══ LISTED RECORDS
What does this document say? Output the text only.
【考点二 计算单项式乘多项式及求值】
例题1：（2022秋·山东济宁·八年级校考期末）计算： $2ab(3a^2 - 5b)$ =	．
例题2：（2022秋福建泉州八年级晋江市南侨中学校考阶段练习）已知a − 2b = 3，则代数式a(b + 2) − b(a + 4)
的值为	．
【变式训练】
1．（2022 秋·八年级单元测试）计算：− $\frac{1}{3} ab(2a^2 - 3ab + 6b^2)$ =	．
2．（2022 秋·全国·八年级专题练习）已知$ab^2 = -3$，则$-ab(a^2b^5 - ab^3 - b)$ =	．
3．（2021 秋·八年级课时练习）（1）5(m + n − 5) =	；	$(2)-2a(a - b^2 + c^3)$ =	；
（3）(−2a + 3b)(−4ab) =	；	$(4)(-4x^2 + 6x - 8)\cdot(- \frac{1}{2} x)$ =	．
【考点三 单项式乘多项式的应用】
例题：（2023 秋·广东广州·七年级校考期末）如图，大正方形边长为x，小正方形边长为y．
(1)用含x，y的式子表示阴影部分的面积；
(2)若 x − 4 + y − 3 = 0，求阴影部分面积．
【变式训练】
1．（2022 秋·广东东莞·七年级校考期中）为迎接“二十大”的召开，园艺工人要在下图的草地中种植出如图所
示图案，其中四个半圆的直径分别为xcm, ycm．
════
Give every line of the material that includes the string "frac".

1．（2022 秋·八年级单元测试）计算：− $\frac{1}{3} ab(2a^2 - 3ab + 6b^2)$ =	．
（3）(−2a + 3b)(−4ab) =	；	$(4)(-4x^2 + 6x - 8)\cdot(- \frac{1}{2} x)$ =	．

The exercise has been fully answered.